Exercise description ▸
Each line of the data that includes the string "Assessment" is to be copied out.
----------
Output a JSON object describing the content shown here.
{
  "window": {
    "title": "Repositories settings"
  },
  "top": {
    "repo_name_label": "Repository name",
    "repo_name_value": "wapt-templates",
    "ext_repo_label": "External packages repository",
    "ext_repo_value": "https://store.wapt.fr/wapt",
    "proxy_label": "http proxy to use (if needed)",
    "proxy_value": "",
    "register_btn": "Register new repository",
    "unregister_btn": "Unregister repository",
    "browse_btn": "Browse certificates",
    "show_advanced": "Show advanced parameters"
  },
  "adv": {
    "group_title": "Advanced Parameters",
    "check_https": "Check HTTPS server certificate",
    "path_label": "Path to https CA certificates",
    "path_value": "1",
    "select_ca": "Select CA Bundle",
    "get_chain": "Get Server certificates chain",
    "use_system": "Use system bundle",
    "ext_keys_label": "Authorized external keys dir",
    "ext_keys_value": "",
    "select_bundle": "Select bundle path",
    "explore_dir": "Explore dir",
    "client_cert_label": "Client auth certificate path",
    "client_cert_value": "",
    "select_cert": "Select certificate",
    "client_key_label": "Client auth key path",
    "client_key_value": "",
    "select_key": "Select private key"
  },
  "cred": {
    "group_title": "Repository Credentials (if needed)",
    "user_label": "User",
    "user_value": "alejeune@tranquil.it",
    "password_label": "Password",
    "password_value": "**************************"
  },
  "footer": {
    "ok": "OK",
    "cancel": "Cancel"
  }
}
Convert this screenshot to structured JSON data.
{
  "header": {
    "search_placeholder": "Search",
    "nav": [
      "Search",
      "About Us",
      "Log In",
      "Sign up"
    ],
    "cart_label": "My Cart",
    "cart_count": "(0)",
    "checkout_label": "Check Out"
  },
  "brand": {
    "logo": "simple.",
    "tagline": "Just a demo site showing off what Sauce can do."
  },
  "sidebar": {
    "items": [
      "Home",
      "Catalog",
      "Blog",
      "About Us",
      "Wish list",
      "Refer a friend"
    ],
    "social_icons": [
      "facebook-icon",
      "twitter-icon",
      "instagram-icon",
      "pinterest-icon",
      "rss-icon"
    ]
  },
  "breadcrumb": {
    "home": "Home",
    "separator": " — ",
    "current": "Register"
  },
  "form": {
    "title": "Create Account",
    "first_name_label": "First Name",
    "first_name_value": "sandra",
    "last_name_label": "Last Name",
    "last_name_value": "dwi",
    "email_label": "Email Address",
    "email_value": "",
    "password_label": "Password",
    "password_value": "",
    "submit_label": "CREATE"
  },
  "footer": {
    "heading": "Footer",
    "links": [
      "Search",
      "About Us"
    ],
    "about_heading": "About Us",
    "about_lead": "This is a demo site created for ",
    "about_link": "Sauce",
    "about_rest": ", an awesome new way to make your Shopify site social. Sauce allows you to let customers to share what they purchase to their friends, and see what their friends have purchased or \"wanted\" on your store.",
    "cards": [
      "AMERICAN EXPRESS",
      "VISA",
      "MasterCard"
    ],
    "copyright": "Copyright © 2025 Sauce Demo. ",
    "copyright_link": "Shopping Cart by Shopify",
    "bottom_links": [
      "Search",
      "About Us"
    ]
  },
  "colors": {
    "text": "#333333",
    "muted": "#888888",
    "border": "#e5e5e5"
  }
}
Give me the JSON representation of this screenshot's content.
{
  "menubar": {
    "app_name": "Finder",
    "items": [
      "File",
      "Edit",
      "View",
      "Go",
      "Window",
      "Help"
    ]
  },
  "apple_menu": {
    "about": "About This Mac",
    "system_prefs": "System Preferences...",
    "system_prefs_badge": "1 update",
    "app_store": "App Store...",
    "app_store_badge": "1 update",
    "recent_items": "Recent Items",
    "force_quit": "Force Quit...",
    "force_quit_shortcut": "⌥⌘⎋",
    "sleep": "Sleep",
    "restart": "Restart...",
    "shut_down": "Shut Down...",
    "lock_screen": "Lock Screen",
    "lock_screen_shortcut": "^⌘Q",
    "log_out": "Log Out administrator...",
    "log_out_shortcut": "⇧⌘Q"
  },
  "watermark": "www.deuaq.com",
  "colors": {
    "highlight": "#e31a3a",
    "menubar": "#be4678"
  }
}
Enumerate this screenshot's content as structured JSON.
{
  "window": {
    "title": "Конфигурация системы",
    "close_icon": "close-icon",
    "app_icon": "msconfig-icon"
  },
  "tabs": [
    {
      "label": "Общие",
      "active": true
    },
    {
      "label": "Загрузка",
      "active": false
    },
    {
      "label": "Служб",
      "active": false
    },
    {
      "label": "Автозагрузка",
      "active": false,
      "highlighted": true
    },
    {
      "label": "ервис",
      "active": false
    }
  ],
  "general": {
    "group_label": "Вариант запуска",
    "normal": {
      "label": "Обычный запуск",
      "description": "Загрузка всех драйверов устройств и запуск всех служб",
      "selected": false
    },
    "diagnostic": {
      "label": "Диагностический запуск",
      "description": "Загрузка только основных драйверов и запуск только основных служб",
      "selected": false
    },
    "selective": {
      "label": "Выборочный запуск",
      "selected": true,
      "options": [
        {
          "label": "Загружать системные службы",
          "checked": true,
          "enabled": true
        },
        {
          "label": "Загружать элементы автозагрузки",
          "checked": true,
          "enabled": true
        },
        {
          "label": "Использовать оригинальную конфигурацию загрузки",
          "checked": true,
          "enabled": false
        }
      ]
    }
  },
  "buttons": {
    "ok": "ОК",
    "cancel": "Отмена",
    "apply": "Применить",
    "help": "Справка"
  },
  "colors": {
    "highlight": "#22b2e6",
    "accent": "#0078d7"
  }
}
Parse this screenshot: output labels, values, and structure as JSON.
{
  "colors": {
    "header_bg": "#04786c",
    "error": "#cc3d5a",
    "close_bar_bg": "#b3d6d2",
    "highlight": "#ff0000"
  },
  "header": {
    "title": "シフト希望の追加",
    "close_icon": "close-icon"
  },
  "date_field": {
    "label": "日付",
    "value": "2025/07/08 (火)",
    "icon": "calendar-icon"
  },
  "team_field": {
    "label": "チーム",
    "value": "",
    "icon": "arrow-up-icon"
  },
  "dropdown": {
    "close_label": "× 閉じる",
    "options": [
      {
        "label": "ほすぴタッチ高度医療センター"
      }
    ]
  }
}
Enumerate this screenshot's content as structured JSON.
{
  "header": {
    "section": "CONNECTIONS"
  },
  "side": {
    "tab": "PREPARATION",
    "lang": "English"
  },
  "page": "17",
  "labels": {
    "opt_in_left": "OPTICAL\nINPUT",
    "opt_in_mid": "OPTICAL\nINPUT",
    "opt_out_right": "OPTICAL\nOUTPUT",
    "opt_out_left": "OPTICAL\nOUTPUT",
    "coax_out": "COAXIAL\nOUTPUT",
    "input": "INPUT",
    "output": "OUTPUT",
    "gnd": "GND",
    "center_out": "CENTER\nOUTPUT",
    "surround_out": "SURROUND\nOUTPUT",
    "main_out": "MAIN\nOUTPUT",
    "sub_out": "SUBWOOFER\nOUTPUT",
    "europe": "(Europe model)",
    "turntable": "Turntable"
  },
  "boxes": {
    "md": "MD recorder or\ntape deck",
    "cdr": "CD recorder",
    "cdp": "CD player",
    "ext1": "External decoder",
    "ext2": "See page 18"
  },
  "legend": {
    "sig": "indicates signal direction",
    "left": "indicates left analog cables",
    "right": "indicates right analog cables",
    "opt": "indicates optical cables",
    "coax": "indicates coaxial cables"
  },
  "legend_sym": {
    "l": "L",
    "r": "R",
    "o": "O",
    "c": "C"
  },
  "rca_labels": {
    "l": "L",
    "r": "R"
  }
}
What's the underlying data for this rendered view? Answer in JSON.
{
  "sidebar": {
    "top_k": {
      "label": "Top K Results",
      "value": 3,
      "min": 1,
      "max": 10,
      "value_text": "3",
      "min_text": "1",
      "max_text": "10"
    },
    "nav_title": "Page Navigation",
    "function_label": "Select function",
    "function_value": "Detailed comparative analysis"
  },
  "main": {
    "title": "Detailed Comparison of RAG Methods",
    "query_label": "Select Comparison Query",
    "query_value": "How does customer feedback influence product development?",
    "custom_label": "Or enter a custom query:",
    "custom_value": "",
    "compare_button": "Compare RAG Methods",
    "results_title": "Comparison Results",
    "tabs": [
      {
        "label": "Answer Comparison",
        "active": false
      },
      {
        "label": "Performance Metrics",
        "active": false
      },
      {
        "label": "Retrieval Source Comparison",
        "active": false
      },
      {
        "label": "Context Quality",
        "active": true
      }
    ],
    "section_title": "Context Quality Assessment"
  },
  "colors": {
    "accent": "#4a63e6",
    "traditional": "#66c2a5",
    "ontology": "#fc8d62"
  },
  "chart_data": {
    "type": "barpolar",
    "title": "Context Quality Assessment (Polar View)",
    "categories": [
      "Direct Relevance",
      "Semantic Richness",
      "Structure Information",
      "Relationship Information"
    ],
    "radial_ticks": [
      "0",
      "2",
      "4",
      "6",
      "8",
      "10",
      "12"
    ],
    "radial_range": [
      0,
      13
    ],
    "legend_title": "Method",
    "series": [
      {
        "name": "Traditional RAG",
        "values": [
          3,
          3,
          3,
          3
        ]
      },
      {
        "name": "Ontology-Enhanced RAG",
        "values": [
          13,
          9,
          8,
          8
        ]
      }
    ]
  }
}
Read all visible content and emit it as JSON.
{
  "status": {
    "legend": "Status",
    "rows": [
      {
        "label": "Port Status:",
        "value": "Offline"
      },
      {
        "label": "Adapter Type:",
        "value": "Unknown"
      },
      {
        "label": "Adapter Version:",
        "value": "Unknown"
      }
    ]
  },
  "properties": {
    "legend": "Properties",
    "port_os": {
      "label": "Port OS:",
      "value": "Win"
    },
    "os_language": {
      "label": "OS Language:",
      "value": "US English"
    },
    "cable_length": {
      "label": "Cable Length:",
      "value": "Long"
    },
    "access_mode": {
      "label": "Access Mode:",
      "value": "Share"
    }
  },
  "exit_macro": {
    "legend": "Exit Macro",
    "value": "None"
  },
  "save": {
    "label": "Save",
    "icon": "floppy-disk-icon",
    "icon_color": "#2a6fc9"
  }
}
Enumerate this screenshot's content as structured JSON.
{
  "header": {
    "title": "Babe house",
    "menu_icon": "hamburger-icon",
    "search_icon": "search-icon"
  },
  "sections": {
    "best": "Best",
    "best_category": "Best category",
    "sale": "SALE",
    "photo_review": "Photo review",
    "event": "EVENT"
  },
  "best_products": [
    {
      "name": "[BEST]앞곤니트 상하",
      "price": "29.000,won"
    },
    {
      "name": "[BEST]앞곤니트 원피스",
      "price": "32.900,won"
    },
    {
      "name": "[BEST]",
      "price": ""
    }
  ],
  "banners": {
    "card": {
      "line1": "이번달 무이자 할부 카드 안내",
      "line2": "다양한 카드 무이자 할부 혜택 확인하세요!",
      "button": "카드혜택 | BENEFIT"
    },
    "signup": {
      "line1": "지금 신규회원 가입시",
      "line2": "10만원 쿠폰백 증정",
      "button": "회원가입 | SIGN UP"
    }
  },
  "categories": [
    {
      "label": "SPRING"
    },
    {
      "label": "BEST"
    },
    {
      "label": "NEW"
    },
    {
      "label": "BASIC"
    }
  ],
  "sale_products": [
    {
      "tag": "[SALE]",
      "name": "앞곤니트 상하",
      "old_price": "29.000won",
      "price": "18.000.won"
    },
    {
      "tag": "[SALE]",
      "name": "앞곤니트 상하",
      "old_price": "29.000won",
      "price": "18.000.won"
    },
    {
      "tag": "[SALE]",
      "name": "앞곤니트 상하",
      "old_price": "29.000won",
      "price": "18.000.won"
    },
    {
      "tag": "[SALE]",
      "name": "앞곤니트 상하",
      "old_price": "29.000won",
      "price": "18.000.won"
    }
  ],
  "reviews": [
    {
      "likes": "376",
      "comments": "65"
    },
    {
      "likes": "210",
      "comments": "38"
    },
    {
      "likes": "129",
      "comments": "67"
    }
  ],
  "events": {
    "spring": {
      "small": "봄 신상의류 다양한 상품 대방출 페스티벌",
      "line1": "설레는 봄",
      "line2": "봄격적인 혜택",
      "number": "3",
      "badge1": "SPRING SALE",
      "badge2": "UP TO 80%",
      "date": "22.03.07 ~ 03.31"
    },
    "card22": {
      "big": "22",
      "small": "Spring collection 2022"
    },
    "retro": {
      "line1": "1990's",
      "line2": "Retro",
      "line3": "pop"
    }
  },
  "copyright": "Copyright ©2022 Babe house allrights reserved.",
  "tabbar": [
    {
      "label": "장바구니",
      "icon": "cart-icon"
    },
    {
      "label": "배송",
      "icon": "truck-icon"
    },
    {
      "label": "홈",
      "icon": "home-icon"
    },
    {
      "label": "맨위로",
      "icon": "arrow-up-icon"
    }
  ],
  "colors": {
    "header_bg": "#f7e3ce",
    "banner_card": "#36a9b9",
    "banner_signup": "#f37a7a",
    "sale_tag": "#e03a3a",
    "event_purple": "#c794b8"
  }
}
----------
Solution to the problem ▸
    "section_title": "Context Quality Assessment"
    "title": "Context Quality Assessment (Polar View)",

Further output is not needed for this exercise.